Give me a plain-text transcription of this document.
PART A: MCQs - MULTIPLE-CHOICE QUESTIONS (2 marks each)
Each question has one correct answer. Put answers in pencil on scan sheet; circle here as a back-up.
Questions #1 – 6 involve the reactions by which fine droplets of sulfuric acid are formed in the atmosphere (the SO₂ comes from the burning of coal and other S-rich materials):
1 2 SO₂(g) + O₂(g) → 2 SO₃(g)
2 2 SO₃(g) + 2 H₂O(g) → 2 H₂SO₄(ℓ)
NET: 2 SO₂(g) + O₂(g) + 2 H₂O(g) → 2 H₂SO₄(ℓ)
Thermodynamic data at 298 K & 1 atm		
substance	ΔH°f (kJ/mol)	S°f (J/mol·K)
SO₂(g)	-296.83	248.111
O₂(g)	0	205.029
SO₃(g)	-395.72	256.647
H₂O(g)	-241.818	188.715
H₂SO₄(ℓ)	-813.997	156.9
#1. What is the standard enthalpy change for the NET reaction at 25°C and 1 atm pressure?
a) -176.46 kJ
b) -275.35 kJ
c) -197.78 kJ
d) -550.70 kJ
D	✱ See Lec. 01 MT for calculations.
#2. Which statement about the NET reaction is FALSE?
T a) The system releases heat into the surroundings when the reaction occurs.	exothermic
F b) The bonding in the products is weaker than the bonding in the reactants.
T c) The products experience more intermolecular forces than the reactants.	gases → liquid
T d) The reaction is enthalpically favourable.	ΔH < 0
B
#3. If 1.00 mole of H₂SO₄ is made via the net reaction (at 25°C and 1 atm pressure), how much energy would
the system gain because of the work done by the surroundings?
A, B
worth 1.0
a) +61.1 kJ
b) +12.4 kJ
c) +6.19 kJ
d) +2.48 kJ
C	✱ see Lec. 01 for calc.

★ ★ ★

Count the lines above that contain the word "products", and give only that number.

2